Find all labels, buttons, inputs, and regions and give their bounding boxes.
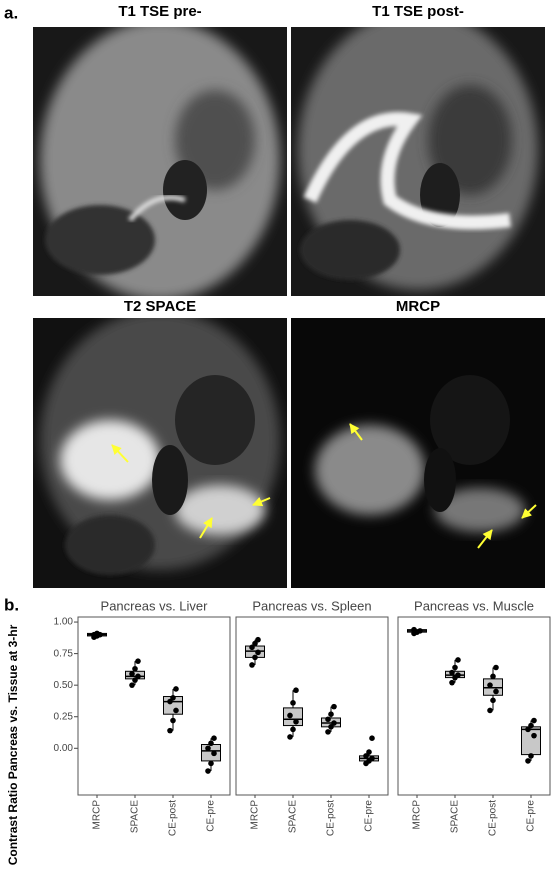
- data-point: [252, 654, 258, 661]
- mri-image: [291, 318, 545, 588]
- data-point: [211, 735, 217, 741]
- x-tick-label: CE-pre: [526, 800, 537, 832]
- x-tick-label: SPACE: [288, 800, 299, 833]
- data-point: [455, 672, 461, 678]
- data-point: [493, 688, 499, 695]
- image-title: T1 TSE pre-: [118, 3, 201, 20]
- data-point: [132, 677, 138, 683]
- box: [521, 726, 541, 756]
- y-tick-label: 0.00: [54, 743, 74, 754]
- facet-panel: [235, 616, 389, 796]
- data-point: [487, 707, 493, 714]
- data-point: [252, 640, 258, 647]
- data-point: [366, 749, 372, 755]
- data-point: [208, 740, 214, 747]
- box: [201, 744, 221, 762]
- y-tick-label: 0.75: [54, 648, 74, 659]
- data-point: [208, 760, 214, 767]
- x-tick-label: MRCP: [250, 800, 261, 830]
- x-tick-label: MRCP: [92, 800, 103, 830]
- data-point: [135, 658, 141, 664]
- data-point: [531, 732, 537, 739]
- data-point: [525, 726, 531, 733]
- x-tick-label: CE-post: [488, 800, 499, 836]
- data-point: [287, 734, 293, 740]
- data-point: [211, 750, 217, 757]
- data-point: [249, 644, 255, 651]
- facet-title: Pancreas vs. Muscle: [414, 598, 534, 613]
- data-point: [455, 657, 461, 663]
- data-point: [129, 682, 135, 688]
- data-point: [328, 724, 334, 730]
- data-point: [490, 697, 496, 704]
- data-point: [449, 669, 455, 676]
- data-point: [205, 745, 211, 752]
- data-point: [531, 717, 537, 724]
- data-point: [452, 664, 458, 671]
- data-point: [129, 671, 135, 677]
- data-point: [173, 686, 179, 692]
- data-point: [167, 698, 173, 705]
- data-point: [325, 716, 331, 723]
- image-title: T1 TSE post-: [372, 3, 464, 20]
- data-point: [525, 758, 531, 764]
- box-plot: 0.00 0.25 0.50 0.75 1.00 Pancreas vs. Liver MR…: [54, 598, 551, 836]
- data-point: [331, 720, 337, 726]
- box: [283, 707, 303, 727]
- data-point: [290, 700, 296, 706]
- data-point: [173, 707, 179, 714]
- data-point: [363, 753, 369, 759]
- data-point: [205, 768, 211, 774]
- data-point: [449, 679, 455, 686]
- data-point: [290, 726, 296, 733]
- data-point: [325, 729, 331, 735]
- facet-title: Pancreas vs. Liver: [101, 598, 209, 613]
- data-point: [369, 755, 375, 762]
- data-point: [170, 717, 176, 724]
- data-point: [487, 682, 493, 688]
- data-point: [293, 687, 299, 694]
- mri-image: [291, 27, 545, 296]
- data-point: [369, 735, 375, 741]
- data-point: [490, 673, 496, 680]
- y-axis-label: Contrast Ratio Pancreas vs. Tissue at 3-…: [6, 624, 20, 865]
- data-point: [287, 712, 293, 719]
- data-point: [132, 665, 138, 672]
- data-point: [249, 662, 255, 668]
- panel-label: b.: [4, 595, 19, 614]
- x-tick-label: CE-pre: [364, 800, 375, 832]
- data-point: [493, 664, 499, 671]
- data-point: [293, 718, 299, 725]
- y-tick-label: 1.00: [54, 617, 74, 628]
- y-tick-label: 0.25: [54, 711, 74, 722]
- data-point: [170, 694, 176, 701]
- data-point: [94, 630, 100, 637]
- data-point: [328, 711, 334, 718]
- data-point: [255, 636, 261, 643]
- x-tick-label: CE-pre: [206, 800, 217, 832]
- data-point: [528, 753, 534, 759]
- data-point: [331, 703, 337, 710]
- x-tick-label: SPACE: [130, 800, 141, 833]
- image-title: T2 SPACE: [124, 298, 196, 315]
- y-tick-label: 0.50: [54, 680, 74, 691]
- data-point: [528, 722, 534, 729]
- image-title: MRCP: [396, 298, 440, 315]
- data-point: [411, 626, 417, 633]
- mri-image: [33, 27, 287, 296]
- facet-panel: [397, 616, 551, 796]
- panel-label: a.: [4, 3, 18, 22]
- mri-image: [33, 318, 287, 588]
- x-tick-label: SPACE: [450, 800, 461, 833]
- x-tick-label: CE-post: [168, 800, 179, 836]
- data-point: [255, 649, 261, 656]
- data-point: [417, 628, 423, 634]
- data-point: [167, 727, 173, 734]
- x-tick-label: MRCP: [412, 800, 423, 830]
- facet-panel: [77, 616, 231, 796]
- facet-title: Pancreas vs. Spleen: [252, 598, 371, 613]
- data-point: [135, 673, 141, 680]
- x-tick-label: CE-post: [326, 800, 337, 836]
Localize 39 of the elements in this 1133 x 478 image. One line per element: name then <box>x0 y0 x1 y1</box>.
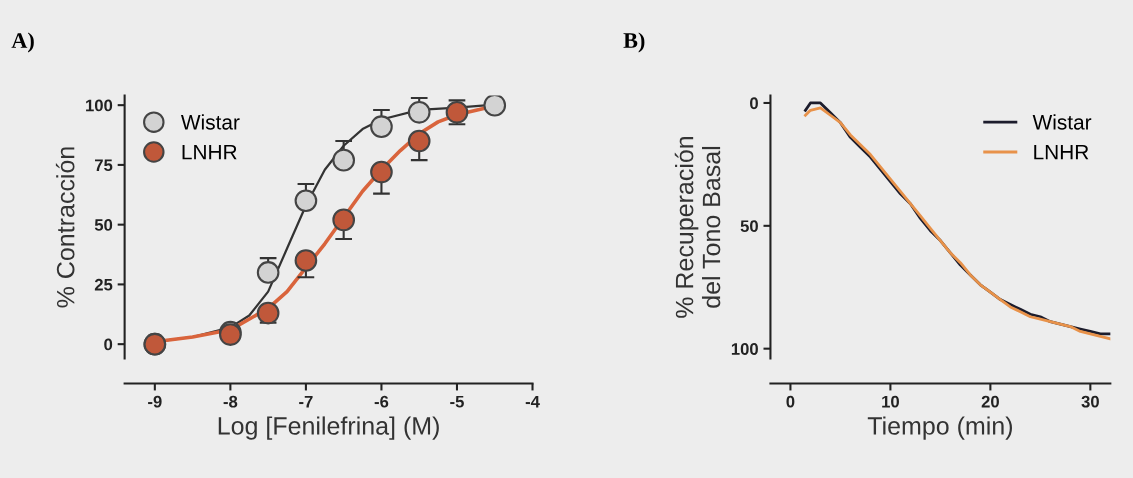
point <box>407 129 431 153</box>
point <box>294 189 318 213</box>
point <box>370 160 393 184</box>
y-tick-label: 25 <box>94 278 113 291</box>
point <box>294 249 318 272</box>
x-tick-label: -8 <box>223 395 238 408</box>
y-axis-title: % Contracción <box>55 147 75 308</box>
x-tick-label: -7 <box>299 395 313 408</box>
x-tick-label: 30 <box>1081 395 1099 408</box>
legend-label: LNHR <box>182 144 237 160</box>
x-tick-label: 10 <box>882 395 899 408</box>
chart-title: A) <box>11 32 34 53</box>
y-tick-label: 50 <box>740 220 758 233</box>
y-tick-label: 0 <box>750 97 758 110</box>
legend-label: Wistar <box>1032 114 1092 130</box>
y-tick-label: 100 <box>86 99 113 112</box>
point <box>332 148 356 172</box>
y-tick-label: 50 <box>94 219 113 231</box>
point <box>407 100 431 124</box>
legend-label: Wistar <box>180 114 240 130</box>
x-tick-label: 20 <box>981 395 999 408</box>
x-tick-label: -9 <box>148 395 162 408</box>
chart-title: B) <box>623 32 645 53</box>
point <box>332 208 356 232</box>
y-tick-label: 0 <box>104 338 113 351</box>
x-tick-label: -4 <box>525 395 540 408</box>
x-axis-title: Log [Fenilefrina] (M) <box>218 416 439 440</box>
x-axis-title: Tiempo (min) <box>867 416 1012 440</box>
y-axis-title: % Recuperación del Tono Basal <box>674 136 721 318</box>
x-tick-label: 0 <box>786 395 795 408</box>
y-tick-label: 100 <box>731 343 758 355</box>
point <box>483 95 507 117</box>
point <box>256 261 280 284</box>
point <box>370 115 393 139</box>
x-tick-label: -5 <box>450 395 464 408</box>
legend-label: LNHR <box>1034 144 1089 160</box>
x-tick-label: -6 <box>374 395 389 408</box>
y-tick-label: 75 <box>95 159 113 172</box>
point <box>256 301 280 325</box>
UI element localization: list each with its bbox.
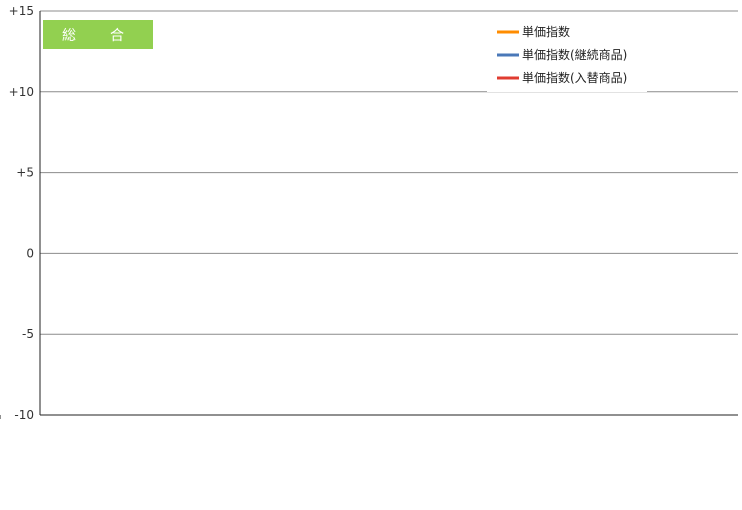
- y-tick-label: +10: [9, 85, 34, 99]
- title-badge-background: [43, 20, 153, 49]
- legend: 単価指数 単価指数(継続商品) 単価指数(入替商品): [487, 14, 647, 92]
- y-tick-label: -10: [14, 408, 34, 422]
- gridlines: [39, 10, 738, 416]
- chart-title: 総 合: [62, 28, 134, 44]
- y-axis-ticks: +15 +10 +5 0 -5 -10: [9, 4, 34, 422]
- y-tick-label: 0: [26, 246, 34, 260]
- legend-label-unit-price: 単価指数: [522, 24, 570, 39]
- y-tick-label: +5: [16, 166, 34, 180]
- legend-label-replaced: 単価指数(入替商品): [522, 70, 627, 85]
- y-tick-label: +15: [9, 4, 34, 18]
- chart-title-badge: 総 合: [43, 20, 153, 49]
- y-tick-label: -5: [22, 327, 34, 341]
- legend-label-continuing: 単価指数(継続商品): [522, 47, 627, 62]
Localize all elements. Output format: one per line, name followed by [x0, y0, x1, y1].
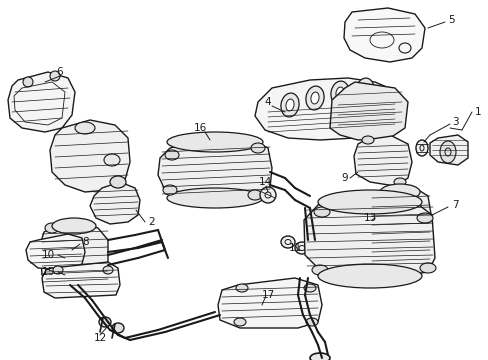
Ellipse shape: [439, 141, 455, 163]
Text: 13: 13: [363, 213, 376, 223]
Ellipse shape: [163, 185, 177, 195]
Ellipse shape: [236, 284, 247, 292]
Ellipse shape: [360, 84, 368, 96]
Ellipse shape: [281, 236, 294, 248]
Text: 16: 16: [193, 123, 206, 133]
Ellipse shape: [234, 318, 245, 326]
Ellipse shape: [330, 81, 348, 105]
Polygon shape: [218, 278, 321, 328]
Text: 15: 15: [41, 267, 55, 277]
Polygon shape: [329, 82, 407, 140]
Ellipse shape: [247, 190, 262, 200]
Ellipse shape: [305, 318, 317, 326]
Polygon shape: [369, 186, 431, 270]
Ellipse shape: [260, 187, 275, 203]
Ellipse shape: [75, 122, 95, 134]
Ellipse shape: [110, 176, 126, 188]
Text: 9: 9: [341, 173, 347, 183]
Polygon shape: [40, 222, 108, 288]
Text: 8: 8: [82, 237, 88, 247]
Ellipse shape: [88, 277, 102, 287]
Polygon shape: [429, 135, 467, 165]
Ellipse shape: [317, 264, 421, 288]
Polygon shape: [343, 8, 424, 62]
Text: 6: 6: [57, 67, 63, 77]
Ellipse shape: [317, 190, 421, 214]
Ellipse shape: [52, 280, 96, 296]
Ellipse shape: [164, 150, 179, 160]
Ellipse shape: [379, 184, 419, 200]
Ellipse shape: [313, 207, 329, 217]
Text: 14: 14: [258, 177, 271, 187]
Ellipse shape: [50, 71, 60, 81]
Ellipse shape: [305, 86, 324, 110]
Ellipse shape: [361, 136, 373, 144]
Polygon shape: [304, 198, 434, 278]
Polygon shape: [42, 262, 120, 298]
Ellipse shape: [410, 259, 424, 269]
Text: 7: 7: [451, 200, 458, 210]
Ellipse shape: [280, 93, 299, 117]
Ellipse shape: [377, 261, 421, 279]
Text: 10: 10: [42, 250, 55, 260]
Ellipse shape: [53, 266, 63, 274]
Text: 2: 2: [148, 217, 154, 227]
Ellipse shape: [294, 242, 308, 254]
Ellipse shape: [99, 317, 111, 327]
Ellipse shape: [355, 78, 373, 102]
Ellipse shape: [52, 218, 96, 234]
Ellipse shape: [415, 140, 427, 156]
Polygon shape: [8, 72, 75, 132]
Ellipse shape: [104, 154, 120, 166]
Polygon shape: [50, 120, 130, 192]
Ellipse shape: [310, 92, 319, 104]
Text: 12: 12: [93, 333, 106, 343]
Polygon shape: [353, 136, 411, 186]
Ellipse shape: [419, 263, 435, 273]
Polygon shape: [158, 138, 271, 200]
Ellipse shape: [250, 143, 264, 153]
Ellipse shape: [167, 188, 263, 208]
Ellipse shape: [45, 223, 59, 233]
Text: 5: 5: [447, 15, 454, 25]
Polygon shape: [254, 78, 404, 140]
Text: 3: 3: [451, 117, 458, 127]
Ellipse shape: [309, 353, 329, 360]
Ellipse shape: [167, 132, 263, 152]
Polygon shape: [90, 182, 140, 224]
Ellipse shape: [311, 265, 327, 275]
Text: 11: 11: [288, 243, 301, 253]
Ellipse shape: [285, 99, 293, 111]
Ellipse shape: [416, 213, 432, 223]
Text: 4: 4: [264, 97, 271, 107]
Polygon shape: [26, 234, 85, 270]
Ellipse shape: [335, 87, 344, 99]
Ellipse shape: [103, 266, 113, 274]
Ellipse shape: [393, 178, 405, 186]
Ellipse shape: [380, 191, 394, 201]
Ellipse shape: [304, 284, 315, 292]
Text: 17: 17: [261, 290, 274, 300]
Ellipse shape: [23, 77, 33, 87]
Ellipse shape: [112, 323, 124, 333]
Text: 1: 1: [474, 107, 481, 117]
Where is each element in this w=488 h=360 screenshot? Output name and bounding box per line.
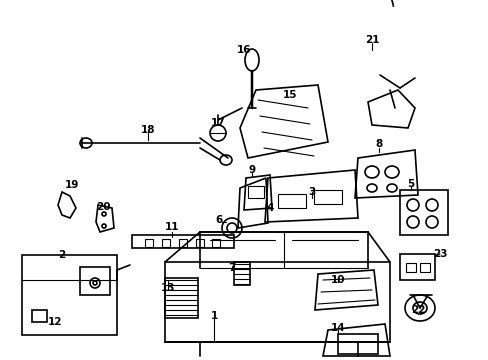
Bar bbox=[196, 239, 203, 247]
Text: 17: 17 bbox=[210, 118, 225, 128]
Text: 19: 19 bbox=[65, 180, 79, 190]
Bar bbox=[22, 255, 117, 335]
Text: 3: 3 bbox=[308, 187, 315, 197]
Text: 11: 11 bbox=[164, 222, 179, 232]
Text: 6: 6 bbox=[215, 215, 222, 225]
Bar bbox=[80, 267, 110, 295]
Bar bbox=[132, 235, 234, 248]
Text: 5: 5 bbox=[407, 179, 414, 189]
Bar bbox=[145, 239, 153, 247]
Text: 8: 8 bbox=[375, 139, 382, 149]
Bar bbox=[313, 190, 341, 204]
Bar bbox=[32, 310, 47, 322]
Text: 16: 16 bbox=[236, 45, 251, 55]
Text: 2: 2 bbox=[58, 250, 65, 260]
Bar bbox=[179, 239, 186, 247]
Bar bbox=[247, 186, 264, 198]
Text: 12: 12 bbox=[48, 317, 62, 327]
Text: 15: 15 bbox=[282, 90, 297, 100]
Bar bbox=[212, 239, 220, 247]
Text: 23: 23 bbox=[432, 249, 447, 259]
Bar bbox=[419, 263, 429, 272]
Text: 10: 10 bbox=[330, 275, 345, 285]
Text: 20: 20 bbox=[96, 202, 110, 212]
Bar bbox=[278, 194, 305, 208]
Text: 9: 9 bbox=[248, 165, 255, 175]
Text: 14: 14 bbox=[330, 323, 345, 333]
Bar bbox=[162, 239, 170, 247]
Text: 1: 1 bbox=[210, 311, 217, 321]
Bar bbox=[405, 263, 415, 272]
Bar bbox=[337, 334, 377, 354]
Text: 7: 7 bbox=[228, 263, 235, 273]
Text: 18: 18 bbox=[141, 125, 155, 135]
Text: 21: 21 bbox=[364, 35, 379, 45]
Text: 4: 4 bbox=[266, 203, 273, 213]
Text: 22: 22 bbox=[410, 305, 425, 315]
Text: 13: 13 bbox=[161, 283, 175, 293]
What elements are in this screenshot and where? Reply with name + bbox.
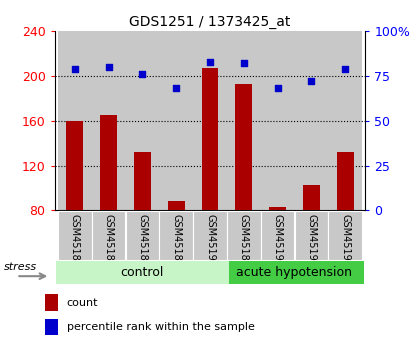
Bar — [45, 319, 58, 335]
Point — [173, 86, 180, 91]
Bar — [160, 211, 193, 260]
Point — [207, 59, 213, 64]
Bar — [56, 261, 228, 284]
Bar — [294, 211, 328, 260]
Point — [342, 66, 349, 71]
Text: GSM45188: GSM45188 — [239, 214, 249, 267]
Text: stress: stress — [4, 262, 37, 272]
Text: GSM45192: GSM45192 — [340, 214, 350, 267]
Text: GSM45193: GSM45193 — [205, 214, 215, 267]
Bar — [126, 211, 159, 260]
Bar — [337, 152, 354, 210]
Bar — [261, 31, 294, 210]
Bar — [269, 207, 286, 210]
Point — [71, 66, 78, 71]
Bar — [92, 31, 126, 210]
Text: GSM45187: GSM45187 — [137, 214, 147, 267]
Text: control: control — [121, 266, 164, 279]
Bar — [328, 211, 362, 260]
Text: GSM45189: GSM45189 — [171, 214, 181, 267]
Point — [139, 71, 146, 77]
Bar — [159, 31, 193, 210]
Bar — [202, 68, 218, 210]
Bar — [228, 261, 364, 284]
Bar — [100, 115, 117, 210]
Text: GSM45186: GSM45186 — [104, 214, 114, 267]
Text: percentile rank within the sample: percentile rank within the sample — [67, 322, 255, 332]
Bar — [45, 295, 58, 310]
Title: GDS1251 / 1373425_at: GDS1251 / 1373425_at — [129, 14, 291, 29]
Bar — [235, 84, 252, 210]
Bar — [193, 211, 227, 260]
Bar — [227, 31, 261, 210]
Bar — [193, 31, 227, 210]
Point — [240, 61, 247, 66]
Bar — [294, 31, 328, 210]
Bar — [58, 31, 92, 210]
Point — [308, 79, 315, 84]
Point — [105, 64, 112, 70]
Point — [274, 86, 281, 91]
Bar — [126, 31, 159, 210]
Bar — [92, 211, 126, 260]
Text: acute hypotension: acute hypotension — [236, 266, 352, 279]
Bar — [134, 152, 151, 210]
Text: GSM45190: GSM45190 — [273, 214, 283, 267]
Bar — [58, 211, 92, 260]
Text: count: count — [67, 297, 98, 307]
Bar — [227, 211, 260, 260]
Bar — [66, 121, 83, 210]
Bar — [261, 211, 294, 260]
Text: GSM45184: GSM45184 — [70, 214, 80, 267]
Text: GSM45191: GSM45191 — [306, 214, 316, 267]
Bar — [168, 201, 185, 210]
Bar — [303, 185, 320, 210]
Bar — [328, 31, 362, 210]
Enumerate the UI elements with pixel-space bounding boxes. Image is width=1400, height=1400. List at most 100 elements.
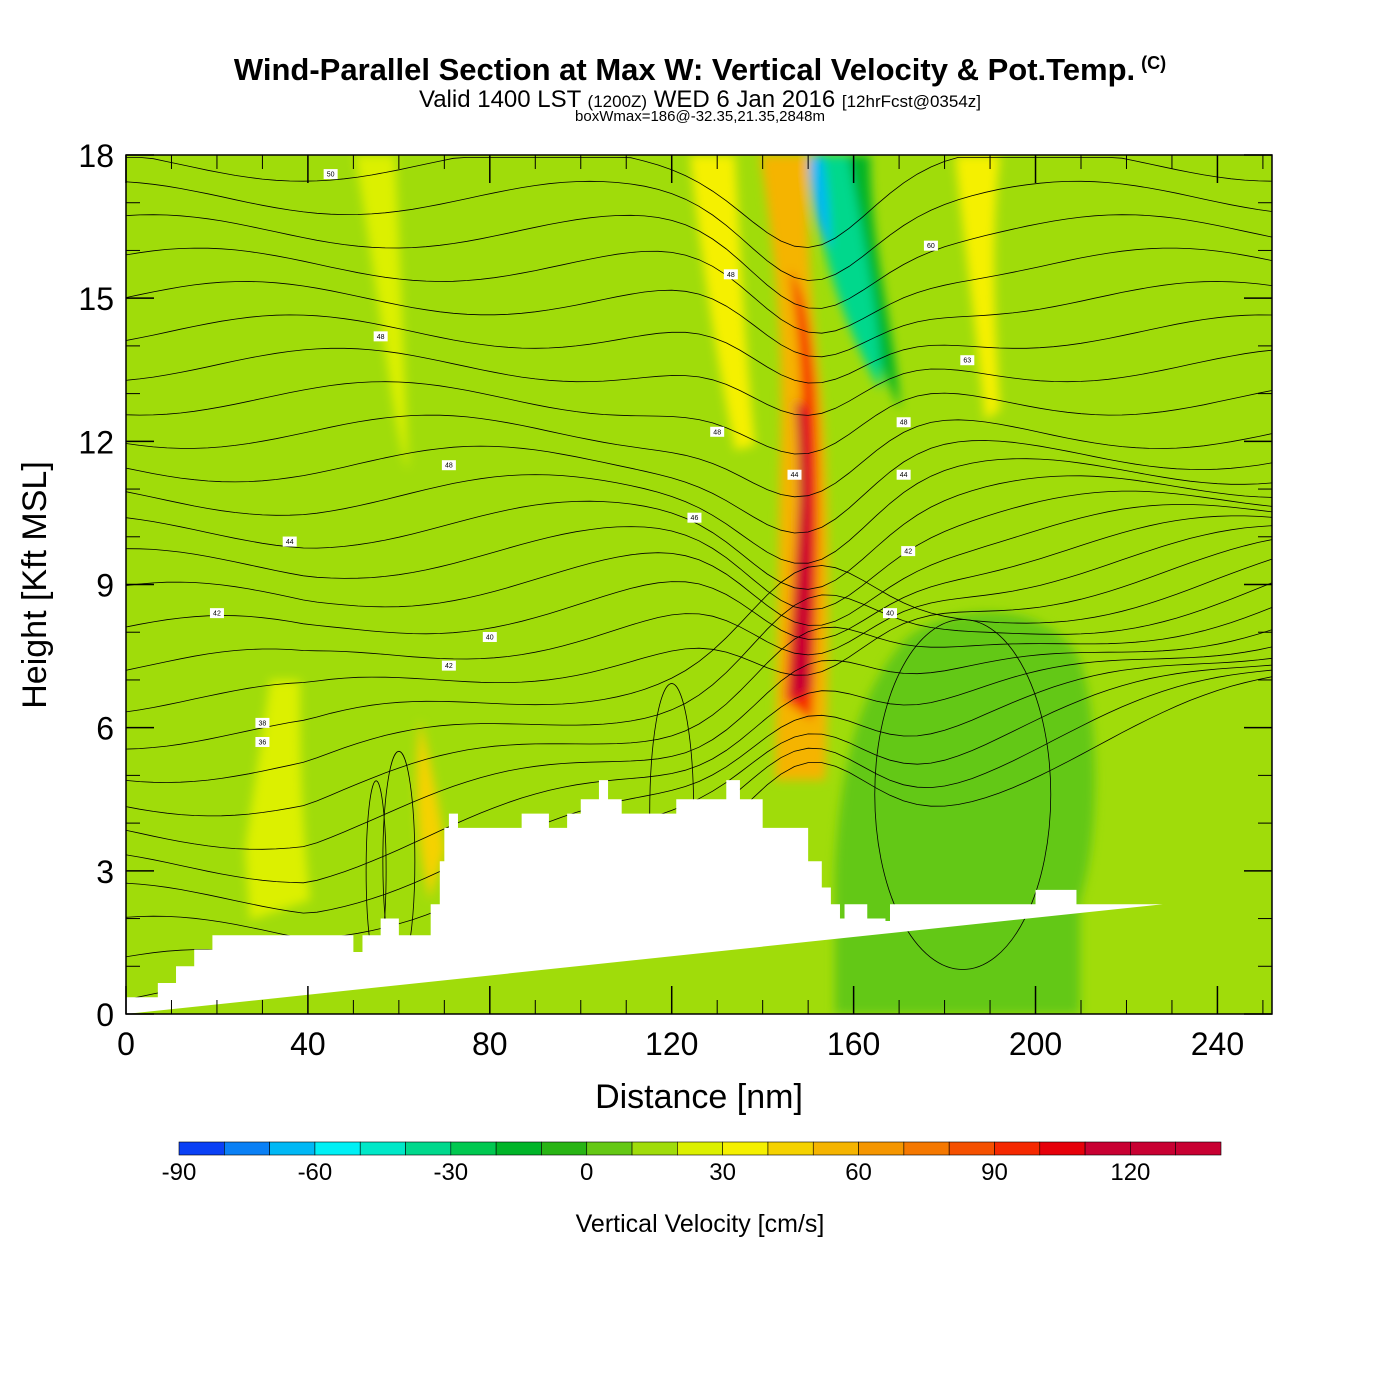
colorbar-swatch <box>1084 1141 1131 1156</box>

[Directive] Copy out the part that opens with the line containing "Ellipse shape: [439, 141, 455, 163]" and closes with the line containing "Ellipse shape: [104, 154, 120, 166]", changing every "Polygon shape" to "Polygon region" and leaving the rest untouched.

[Written solution]
Ellipse shape: [439, 141, 455, 163]
Text: 13: 13: [363, 213, 376, 223]
Ellipse shape: [163, 185, 177, 195]
Ellipse shape: [236, 284, 247, 292]
Ellipse shape: [360, 84, 368, 96]
Ellipse shape: [281, 236, 294, 248]
Text: 16: 16: [193, 123, 206, 133]
Ellipse shape: [234, 318, 245, 326]
Ellipse shape: [330, 81, 348, 105]
Polygon region: [218, 278, 321, 328]
Text: 15: 15: [41, 267, 55, 277]
Polygon region: [329, 82, 407, 140]
Ellipse shape: [247, 190, 262, 200]
Ellipse shape: [305, 318, 317, 326]
Polygon region: [369, 186, 431, 270]
Ellipse shape: [260, 187, 275, 203]
Ellipse shape: [75, 122, 95, 134]
Ellipse shape: [110, 176, 126, 188]
Text: 9: 9: [341, 173, 347, 183]
Polygon region: [40, 222, 108, 288]
Text: 8: 8: [82, 237, 88, 247]
Ellipse shape: [88, 277, 102, 287]
Polygon region: [429, 135, 467, 165]
Ellipse shape: [317, 264, 421, 288]
Polygon region: [343, 8, 424, 62]
Text: 6: 6: [57, 67, 63, 77]
Ellipse shape: [317, 190, 421, 214]
Ellipse shape: [52, 280, 96, 296]
Ellipse shape: [164, 150, 179, 160]
Ellipse shape: [379, 184, 419, 200]
Ellipse shape: [313, 207, 329, 217]
Text: 14: 14: [258, 177, 271, 187]
Ellipse shape: [50, 71, 60, 81]
Ellipse shape: [305, 86, 324, 110]
Ellipse shape: [361, 136, 373, 144]
Polygon region: [304, 198, 434, 278]
Polygon region: [42, 262, 120, 298]
Ellipse shape: [410, 259, 424, 269]
Text: 7: 7: [451, 200, 458, 210]
Ellipse shape: [280, 93, 299, 117]
Ellipse shape: [377, 261, 421, 279]
Text: 10: 10: [42, 250, 55, 260]
Ellipse shape: [53, 266, 63, 274]
Text: 2: 2: [148, 217, 154, 227]
Ellipse shape: [294, 242, 308, 254]
Ellipse shape: [99, 317, 111, 327]
Ellipse shape: [355, 78, 373, 102]
Ellipse shape: [52, 218, 96, 234]
Ellipse shape: [415, 140, 427, 156]
Polygon region: [8, 72, 75, 132]
Ellipse shape: [104, 154, 120, 166]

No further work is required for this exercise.